• **Excerpt from a dataset**:
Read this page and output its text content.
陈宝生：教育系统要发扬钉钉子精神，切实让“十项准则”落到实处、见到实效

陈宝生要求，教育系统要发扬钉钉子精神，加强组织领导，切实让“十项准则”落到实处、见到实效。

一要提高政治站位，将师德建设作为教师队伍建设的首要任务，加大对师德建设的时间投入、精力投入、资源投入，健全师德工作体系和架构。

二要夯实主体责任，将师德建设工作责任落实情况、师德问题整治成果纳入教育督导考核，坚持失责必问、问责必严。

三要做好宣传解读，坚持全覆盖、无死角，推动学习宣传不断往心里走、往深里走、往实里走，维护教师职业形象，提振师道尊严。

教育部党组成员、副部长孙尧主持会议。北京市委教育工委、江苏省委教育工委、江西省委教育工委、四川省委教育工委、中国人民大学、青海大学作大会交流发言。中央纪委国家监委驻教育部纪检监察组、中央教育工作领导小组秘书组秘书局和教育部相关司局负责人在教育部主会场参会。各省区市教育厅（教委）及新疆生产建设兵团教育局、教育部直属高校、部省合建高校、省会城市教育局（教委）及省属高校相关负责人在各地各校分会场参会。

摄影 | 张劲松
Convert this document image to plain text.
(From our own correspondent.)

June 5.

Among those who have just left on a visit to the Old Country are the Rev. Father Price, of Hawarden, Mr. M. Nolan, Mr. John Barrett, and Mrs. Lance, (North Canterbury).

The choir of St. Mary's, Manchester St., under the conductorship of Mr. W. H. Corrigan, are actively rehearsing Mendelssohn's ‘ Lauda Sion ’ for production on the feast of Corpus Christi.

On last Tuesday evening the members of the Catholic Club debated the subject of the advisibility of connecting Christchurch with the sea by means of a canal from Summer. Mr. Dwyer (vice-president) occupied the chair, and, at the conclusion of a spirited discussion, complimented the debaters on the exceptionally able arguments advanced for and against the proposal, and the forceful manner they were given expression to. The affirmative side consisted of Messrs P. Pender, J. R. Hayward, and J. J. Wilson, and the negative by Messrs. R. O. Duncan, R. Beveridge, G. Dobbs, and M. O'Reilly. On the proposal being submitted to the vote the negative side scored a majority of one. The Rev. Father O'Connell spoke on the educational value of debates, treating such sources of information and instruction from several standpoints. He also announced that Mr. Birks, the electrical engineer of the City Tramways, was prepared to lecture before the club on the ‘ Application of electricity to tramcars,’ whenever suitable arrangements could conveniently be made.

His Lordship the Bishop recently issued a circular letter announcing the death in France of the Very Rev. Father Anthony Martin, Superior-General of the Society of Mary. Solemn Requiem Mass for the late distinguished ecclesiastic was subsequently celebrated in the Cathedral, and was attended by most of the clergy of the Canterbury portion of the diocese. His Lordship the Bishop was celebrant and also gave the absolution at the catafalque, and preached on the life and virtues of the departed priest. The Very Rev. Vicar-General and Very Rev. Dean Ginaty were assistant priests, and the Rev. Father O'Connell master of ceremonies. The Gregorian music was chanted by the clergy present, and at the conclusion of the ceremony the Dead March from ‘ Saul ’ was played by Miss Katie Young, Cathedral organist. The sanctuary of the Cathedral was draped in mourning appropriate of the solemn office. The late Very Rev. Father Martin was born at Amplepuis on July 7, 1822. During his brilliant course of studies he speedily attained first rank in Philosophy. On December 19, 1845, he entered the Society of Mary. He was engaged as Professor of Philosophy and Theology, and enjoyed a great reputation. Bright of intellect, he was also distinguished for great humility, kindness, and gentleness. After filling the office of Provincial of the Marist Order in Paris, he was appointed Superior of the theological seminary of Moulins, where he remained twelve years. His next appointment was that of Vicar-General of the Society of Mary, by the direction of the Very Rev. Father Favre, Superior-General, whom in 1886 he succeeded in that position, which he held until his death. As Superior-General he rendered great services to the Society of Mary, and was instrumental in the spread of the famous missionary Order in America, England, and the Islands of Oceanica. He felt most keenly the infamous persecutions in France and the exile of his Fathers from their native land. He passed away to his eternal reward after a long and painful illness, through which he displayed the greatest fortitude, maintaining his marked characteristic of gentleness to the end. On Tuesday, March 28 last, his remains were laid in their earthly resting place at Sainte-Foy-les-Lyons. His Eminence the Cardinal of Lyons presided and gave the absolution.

• **Exercise objective**: Reproduce the data in full, exactly as presented.

• **Response**:
Read this page and output its text content.
陈宝生：教育系统要发扬钉钉子精神，切实让“十项准则”落到实处、见到实效

陈宝生要求，教育系统要发扬钉钉子精神，加强组织领导，切实让“十项准则”落到实处、见到实效。

一要提高政治站位，将师德建设作为教师队伍建设的首要任务，加大对师德建设的时间投入、精力投入、资源投入，健全师德工作体系和架构。

二要夯实主体责任，将师德建设工作责任落实情况、师德问题整治成果纳入教育督导考核，坚持失责必问、问责必严。

三要做好宣传解读，坚持全覆盖、无死角，推动学习宣传不断往心里走、往深里走、往实里走，维护教师职业形象，提振师道尊严。

教育部党组成员、副部长孙尧主持会议。北京市委教育工委、江苏省委教育工委、江西省委教育工委、四川省委教育工委、中国人民大学、青海大学作大会交流发言。中央纪委国家监委驻教育部纪检监察组、中央教育工作领导小组秘书组秘书局和教育部相关司局负责人在教育部主会场参会。各省区市教育厅（教委）及新疆生产建设兵团教育局、教育部直属高校、部省合建高校、省会城市教育局（教委）及省属高校相关负责人在各地各校分会场参会。

摄影 | 张劲松
Convert this document image to plain text.
(From our own correspondent.)

June 5.

Among those who have just left on a visit to the Old Country are the Rev. Father Price, of Hawarden, Mr. M. Nolan, Mr. John Barrett, and Mrs. Lance, (North Canterbury).

The choir of St. Mary's, Manchester St., under the conductorship of Mr. W. H. Corrigan, are actively rehearsing Mendelssohn's ‘ Lauda Sion ’ for production on the feast of Corpus Christi.

On last Tuesday evening the members of the Catholic Club debated the subject of the advisibility of connecting Christchurch with the sea by means of a canal from Summer. Mr. Dwyer (vice-president) occupied the chair, and, at the conclusion of a spirited discussion, complimented the debaters on the exceptionally able arguments advanced for and against the proposal, and the forceful manner they were given expression to. The affirmative side consisted of Messrs P. Pender, J. R. Hayward, and J. J. Wilson, and the negative by Messrs. R. O. Duncan, R. Beveridge, G. Dobbs, and M. O'Reilly. On the proposal being submitted to the vote the negative side scored a majority of one. The Rev. Father O'Connell spoke on the educational value of debates, treating such sources of information and instruction from several standpoints. He also announced that Mr. Birks, the electrical engineer of the City Tramways, was prepared to lecture before the club on the ‘ Application of electricity to tramcars,’ whenever suitable arrangements could conveniently be made.

His Lordship the Bishop recently issued a circular letter announcing the death in France of the Very Rev. Father Anthony Martin, Superior-General of the Society of Mary. Solemn Requiem Mass for the late distinguished ecclesiastic was subsequently celebrated in the Cathedral, and was attended by most of the clergy of the Canterbury portion of the diocese. His Lordship the Bishop was celebrant and also gave the absolution at the catafalque, and preached on the life and virtues of the departed priest. The Very Rev. Vicar-General and Very Rev. Dean Ginaty were assistant priests, and the Rev. Father O'Connell master of ceremonies. The Gregorian music was chanted by the clergy present, and at the conclusion of the ceremony the Dead March from ‘ Saul ’ was played by Miss Katie Young, Cathedral organist. The sanctuary of the Cathedral was draped in mourning appropriate of the solemn office. The late Very Rev. Father Martin was born at Amplepuis on July 7, 1822. During his brilliant course of studies he speedily attained first rank in Philosophy. On December 19, 1845, he entered the Society of Mary. He was engaged as Professor of Philosophy and Theology, and enjoyed a great reputation. Bright of intellect, he was also distinguished for great humility, kindness, and gentleness. After filling the office of Provincial of the Marist Order in Paris, he was appointed Superior of the theological seminary of Moulins, where he remained twelve years. His next appointment was that of Vicar-General of the Society of Mary, by the direction of the Very Rev. Father Favre, Superior-General, whom in 1886 he succeeded in that position, which he held until his death. As Superior-General he rendered great services to the Society of Mary, and was instrumental in the spread of the famous missionary Order in America, England, and the Islands of Oceanica. He felt most keenly the infamous persecutions in France and the exile of his Fathers from their native land. He passed away to his eternal reward after a long and painful illness, through which he displayed the greatest fortitude, maintaining his marked characteristic of gentleness to the end. On Tuesday, March 28 last, his remains were laid in their earthly resting place at Sainte-Foy-les-Lyons. His Eminence the Cardinal of Lyons presided and gave the absolution.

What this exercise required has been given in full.